Recorded data:
+++

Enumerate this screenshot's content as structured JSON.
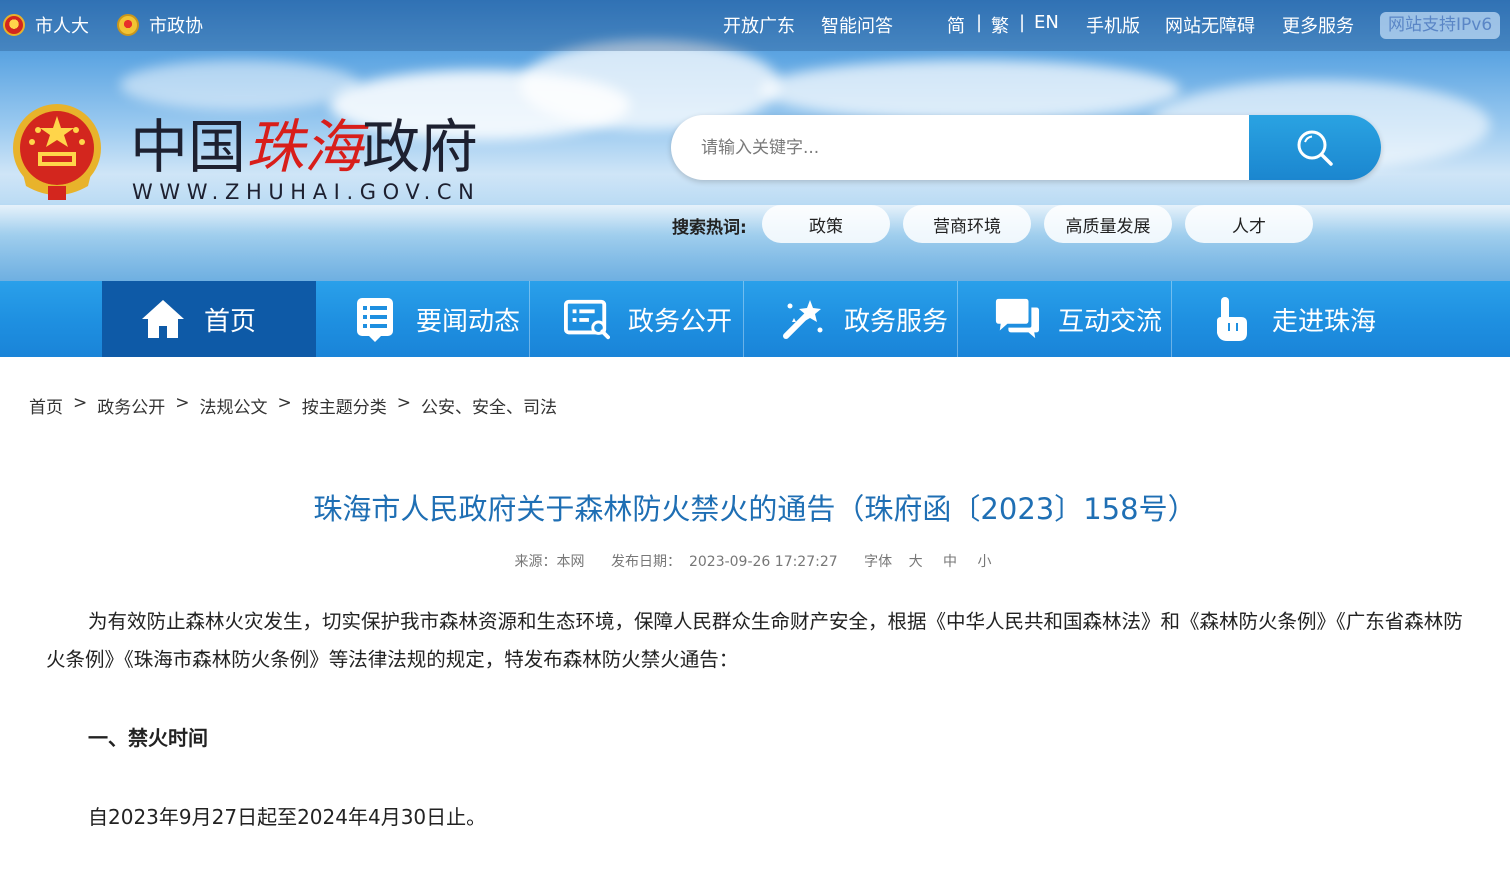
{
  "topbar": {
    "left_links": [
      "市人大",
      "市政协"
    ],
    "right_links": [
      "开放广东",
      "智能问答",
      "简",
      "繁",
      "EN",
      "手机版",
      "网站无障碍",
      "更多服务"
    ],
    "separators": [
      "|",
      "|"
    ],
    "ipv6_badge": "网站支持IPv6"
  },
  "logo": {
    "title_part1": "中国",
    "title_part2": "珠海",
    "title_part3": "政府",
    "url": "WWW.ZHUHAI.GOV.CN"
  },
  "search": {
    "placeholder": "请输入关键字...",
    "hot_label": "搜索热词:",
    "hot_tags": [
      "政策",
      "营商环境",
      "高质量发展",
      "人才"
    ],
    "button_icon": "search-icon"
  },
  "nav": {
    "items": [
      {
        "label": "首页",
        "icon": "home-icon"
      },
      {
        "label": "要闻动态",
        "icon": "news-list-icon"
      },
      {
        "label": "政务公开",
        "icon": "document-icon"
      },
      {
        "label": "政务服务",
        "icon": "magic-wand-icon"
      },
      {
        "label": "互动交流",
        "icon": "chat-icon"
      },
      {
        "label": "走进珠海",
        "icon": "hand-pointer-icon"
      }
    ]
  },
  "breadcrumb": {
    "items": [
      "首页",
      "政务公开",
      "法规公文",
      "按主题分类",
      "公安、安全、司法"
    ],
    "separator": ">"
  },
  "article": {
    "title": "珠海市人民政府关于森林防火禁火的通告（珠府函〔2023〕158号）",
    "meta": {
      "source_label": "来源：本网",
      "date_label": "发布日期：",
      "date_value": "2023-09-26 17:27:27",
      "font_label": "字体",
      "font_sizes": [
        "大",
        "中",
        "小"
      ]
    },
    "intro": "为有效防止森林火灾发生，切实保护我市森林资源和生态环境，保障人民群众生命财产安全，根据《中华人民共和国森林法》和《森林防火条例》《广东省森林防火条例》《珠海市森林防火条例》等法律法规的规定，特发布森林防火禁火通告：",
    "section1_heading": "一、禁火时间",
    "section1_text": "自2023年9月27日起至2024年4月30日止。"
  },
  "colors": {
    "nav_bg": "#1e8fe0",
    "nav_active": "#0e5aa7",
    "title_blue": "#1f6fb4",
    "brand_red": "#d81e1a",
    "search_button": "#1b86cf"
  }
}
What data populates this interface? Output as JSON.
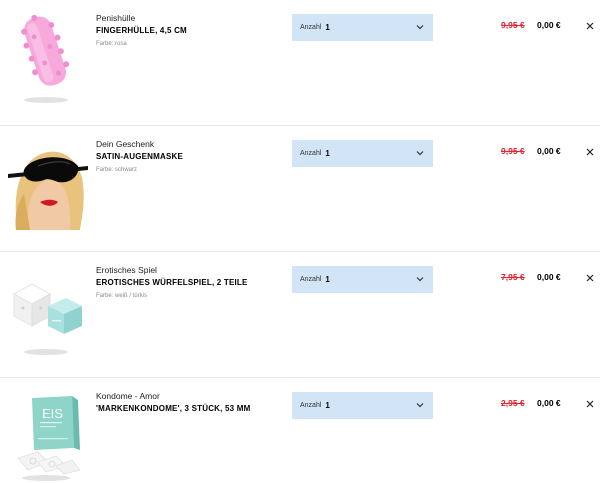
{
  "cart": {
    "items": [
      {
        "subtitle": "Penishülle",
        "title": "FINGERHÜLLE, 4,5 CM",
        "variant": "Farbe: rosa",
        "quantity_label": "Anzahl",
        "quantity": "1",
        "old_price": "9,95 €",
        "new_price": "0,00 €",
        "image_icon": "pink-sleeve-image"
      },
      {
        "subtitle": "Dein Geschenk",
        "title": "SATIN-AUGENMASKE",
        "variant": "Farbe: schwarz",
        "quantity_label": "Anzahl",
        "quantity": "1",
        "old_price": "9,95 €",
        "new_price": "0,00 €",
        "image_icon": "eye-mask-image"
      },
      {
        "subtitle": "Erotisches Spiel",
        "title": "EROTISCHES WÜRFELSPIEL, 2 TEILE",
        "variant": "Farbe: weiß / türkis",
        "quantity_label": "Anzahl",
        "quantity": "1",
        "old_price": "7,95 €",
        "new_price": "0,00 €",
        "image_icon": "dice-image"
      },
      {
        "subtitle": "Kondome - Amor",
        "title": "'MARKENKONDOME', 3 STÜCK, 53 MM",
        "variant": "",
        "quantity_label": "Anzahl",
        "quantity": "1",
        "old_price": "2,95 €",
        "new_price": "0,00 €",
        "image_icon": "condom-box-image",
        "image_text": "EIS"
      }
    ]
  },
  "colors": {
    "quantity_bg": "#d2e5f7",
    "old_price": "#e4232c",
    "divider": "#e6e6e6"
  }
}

+++

Problem requirements:
Write every entry out again exactly, dropping the pictures.

The solution:
Enumerate this screenshot's content as structured JSON.
{
  "topbar": {
    "left_links": [
      "市人大",
      "市政协"
    ],
    "right_links": [
      "开放广东",
      "智能问答",
      "简",
      "繁",
      "EN",
      "手机版",
      "网站无障碍",
      "更多服务"
    ],
    "separators": [
      "|",
      "|"
    ],
    "ipv6_badge": "网站支持IPv6"
  },
  "logo": {
    "title_part1": "中国",
    "title_part2": "珠海",
    "title_part3": "政府",
    "url": "WWW.ZHUHAI.GOV.CN"
  },
  "search": {
    "placeholder": "请输入关键字...",
    "hot_label": "搜索热词:",
    "hot_tags": [
      "政策",
      "营商环境",
      "高质量发展",
      "人才"
    ],
    "button_icon": "search-icon"
  },
  "nav": {
    "items": [
      {
        "label": "首页",
        "icon": "home-icon"
      },
      {
        "label": "要闻动态",
        "icon": "news-list-icon"
      },
      {
        "label": "政务公开",
        "icon": "document-icon"
      },
      {
        "label": "政务服务",
        "icon": "magic-wand-icon"
      },
      {
        "label": "互动交流",
        "icon": "chat-icon"
      },
      {
        "label": "走进珠海",
        "icon": "hand-pointer-icon"
      }
    ]
  },
  "breadcrumb": {
    "items": [
      "首页",
      "政务公开",
      "法规公文",
      "按主题分类",
      "公安、安全、司法"
    ],
    "separator": ">"
  },
  "article": {
    "title": "珠海市人民政府关于森林防火禁火的通告（珠府函〔2023〕158号）",
    "meta": {
      "source_label": "来源：本网",
      "date_label": "发布日期：",
      "date_value": "2023-09-26 17:27:27",
      "font_label": "字体",
      "font_sizes": [
        "大",
        "中",
        "小"
      ]
    },
    "intro": "为有效防止森林火灾发生，切实保护我市森林资源和生态环境，保障人民群众生命财产安全，根据《中华人民共和国森林法》和《森林防火条例》《广东省森林防火条例》《珠海市森林防火条例》等法律法规的规定，特发布森林防火禁火通告：",
    "section1_heading": "一、禁火时间",
    "section1_text": "自2023年9月27日起至2024年4月30日止。"
  },
  "colors": {
    "nav_bg": "#1e8fe0",
    "nav_active": "#0e5aa7",
    "title_blue": "#1f6fb4",
    "brand_red": "#d81e1a",
    "search_button": "#1b86cf"
  }
}
What data populates this interface? Output as JSON.
{
  "cart": {
    "items": [
      {
        "subtitle": "Penishülle",
        "title": "FINGERHÜLLE, 4,5 CM",
        "variant": "Farbe: rosa",
        "quantity_label": "Anzahl",
        "quantity": "1",
        "old_price": "9,95 €",
        "new_price": "0,00 €",
        "image_icon": "pink-sleeve-image"
      },
      {
        "subtitle": "Dein Geschenk",
        "title": "SATIN-AUGENMASKE",
        "variant": "Farbe: schwarz",
        "quantity_label": "Anzahl",
        "quantity": "1",
        "old_price": "9,95 €",
        "new_price": "0,00 €",
        "image_icon": "eye-mask-image"
      },
      {
        "subtitle": "Erotisches Spiel",
        "title": "EROTISCHES WÜRFELSPIEL, 2 TEILE",
        "variant": "Farbe: weiß / türkis",
        "quantity_label": "Anzahl",
        "quantity": "1",
        "old_price": "7,95 €",
        "new_price": "0,00 €",
        "image_icon": "dice-image"
      },
      {
        "subtitle": "Kondome - Amor",
        "title": "'MARKENKONDOME', 3 STÜCK, 53 MM",
        "variant": "",
        "quantity_label": "Anzahl",
        "quantity": "1",
        "old_price": "2,95 €",
        "new_price": "0,00 €",
        "image_icon": "condom-box-image",
        "image_text": "EIS"
      }
    ]
  },
  "colors": {
    "quantity_bg": "#d2e5f7",
    "old_price": "#e4232c",
    "divider": "#e6e6e6"
  }
}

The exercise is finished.